Reproduce, character for character, the stretch of the records from their first line through the line containing "author-byline: DANIEL E.".

.....

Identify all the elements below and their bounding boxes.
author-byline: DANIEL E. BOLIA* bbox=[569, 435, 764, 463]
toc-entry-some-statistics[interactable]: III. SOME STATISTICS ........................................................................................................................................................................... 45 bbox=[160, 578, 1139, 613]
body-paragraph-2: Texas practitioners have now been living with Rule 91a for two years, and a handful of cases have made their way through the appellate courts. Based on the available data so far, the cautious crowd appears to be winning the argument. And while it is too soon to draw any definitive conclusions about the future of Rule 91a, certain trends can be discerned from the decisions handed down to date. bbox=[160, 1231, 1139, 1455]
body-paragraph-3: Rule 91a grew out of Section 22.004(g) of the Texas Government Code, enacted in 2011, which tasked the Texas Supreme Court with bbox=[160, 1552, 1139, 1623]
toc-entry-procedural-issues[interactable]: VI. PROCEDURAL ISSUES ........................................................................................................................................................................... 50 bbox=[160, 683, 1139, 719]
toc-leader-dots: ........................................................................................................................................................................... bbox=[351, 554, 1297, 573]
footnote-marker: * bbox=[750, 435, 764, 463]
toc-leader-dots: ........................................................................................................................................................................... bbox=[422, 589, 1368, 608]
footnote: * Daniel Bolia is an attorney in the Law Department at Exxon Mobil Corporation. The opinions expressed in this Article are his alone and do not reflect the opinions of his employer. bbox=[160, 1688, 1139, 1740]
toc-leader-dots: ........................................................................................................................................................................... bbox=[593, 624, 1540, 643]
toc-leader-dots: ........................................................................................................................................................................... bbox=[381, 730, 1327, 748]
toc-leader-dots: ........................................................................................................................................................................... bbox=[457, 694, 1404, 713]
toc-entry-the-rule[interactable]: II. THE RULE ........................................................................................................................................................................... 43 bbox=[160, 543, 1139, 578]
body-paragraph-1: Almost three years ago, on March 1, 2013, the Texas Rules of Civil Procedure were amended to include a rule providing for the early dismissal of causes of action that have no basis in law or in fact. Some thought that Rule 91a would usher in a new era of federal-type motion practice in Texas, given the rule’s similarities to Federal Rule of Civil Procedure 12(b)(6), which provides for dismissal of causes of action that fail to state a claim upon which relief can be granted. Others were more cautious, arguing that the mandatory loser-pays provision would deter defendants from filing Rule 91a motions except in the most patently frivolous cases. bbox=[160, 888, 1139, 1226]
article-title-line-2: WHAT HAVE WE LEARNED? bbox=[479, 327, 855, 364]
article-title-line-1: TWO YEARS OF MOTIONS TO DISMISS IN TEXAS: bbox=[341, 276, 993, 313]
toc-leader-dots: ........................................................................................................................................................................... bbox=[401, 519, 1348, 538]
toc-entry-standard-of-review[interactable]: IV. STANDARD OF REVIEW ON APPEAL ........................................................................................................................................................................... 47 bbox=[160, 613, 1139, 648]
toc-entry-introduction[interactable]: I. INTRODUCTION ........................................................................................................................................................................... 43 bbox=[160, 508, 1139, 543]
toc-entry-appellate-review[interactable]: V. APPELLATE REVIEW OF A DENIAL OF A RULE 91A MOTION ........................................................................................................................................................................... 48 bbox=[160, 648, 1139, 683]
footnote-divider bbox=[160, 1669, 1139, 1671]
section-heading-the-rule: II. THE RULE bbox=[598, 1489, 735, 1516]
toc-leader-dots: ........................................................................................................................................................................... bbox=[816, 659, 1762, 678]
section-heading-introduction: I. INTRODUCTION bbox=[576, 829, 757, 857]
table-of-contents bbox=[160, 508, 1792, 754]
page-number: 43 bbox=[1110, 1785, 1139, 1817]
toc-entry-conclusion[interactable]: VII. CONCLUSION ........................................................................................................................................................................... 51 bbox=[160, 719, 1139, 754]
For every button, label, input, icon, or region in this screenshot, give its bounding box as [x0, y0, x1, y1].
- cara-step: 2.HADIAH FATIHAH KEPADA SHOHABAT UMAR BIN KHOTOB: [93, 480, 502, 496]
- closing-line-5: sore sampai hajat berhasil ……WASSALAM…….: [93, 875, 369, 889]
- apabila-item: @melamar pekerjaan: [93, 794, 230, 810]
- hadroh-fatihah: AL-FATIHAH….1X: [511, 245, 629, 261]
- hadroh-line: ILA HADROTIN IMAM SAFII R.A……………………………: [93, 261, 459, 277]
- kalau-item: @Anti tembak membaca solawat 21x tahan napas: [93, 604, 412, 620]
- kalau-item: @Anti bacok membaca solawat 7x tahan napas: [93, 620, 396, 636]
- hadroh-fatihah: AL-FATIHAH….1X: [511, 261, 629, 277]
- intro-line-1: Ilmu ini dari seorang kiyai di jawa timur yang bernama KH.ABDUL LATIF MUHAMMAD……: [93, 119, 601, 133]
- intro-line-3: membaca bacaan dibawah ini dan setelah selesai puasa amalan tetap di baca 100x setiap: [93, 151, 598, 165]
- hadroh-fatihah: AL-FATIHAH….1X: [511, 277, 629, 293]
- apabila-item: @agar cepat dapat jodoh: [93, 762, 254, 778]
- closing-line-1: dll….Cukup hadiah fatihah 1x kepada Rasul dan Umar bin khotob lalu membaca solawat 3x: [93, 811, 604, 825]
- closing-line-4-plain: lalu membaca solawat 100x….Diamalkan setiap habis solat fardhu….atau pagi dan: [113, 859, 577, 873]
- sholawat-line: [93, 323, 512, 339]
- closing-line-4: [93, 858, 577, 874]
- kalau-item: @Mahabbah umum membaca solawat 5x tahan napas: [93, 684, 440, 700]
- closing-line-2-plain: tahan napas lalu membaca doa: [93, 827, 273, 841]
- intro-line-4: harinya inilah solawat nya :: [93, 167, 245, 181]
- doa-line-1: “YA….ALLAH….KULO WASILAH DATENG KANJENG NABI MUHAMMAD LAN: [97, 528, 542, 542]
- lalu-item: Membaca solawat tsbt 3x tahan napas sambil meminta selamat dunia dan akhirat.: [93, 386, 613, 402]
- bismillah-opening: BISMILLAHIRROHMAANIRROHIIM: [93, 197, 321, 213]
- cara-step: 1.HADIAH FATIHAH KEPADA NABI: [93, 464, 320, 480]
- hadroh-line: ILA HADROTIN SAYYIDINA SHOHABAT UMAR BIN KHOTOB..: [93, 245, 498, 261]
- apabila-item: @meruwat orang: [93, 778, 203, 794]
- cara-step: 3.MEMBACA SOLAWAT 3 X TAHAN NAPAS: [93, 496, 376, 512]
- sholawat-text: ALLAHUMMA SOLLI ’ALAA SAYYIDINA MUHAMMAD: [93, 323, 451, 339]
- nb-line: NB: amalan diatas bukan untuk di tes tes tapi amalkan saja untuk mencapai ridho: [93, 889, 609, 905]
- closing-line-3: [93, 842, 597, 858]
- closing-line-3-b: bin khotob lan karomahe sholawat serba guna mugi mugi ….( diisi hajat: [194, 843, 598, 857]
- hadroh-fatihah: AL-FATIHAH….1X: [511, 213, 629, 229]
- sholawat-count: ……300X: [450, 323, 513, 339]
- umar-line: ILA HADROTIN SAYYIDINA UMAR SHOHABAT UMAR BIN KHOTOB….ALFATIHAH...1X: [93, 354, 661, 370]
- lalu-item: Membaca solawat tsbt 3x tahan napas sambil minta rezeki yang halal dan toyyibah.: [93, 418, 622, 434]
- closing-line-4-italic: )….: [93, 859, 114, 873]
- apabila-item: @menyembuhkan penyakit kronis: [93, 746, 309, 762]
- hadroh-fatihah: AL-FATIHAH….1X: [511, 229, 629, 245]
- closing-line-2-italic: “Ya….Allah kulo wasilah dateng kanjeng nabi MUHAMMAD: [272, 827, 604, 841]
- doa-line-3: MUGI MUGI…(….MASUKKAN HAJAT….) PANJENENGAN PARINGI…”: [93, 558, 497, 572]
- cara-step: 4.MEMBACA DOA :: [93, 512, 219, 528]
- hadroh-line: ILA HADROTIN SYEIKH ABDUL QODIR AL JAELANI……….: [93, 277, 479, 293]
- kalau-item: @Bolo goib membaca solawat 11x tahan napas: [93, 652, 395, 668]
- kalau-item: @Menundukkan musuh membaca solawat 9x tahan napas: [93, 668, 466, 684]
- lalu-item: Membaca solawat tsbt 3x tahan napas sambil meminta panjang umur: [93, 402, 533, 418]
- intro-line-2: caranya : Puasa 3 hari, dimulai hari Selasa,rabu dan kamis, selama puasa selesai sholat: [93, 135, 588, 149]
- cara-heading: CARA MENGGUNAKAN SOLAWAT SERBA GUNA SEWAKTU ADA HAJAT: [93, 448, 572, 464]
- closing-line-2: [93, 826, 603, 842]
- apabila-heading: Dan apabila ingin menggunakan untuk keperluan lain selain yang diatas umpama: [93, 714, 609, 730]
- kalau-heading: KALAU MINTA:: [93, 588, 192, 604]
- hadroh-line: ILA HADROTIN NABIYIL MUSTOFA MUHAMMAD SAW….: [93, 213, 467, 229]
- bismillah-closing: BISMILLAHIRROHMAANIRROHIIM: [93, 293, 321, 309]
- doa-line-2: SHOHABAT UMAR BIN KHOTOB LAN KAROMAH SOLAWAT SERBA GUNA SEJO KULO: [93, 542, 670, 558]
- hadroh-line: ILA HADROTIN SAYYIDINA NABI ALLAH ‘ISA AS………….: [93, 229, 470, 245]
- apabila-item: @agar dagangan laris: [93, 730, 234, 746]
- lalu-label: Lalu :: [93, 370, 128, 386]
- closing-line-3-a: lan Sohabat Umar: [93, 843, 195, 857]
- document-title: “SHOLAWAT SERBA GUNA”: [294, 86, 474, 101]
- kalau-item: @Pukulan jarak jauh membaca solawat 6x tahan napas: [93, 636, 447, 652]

.....

### ANSWER TO THE TASK:
Identify all the elements below and their bounding boxes.
author-byline: DANIEL E. BOLIA* bbox=[569, 435, 764, 463]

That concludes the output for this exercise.